(What this task involves) Search the data for "title" and copy every matching line.

(Stored dataset items)
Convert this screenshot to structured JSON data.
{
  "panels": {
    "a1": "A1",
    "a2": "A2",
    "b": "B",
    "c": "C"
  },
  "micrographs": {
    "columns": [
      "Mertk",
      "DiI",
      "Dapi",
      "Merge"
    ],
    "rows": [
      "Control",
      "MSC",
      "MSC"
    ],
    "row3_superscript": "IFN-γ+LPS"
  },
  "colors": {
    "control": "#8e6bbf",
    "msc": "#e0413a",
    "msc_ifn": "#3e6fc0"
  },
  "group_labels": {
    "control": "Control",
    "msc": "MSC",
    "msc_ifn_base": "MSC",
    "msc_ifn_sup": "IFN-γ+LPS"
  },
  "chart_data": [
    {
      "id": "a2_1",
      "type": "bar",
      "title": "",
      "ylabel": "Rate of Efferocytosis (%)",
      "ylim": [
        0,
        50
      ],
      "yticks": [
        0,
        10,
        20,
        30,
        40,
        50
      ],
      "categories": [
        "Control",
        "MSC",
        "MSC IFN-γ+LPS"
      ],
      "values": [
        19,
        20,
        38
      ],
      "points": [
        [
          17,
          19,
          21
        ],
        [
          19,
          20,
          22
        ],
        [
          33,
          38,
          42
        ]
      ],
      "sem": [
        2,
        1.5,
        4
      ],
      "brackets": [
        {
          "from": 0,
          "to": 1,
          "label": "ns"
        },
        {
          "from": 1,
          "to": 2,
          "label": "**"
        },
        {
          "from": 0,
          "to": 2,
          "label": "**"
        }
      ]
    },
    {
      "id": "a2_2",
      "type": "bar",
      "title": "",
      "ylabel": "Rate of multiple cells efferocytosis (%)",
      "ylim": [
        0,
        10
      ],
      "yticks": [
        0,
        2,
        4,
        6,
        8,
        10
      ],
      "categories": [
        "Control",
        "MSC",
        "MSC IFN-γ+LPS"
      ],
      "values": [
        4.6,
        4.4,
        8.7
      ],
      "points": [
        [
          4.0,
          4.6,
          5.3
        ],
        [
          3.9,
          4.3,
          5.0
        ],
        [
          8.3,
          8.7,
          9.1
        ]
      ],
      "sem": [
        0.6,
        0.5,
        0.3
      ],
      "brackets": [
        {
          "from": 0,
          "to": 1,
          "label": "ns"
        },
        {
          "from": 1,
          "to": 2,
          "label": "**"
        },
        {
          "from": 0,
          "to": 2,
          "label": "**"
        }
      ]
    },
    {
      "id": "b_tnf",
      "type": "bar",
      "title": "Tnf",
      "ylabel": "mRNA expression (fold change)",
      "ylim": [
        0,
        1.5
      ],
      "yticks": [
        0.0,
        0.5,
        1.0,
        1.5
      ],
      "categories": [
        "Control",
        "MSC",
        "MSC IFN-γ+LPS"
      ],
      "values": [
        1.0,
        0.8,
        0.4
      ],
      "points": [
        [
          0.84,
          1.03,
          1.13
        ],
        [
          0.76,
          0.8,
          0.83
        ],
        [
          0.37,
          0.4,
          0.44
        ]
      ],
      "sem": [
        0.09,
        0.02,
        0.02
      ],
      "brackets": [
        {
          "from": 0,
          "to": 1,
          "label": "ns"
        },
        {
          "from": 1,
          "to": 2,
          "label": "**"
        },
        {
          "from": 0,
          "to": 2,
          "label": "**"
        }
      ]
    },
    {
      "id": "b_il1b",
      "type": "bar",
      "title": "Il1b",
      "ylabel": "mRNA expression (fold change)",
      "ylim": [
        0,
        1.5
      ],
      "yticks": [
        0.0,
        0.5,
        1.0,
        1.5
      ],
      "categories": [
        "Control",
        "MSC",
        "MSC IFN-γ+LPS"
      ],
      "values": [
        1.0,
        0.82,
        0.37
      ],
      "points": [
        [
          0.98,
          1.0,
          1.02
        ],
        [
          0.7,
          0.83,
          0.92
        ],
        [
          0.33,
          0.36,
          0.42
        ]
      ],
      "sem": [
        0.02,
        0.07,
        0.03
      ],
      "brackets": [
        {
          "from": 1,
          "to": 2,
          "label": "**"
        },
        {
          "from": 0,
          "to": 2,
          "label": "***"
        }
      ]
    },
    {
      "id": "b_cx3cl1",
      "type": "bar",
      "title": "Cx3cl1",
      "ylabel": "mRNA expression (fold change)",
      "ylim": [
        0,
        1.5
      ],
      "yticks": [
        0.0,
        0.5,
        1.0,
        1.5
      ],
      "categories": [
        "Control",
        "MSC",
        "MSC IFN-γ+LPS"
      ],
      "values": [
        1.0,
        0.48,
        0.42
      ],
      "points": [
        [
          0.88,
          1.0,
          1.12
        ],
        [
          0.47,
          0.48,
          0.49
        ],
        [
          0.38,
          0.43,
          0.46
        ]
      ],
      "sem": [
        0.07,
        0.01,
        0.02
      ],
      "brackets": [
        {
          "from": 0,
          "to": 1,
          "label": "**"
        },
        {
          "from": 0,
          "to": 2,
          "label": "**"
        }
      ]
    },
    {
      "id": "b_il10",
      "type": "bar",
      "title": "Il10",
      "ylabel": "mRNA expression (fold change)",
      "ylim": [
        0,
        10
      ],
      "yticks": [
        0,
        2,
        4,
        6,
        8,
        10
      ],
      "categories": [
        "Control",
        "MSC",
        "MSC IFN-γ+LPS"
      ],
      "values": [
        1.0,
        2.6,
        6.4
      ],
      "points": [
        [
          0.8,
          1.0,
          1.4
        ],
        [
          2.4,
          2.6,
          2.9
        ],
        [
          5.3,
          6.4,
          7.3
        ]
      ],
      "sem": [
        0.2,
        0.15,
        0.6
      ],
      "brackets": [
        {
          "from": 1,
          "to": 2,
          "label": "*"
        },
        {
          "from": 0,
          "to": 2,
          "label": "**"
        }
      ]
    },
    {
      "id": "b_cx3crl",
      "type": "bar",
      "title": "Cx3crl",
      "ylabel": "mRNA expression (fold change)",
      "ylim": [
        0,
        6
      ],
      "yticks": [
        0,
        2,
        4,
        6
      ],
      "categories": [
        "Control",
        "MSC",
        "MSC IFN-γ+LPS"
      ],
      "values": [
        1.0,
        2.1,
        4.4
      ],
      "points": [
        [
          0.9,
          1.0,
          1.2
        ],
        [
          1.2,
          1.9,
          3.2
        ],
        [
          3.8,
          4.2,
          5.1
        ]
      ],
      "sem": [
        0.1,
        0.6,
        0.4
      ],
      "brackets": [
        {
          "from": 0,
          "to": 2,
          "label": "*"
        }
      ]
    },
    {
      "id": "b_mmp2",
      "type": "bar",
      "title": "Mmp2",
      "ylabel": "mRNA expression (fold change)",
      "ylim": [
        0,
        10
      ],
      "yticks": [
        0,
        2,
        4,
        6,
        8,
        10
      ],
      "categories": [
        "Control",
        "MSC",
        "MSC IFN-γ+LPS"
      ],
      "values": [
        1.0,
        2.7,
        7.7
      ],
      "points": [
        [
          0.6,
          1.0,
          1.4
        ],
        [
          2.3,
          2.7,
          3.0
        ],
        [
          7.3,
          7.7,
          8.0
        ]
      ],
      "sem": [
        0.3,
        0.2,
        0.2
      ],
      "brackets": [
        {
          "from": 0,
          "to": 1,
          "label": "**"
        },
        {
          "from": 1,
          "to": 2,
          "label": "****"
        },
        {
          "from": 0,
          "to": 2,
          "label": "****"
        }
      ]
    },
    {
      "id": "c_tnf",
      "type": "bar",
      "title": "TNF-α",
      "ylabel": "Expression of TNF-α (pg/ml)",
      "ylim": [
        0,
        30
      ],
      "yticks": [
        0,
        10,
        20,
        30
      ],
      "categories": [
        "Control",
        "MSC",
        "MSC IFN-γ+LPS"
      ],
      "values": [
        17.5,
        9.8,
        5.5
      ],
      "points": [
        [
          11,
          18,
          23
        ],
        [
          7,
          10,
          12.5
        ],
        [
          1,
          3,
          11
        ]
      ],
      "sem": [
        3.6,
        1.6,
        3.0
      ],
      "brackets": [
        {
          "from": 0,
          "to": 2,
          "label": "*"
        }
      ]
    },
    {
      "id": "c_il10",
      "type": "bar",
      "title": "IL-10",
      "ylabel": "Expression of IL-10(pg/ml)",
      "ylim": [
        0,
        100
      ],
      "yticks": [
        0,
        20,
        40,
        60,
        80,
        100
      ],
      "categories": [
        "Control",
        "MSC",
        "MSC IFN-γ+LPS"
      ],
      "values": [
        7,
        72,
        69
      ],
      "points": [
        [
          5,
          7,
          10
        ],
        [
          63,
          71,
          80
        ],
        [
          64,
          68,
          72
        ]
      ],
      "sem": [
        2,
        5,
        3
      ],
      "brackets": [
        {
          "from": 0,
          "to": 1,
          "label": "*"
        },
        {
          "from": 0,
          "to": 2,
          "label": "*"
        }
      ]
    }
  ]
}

(Reply to the exercise)
      "title": "",
      "title": "",
      "title": "Tnf",
      "title": "Il1b",
      "title": "Cx3cl1",
      "title": "Il10",
      "title": "Cx3crl",
      "title": "Mmp2",
      "title": "TNF-α",
      "title": "IL-10",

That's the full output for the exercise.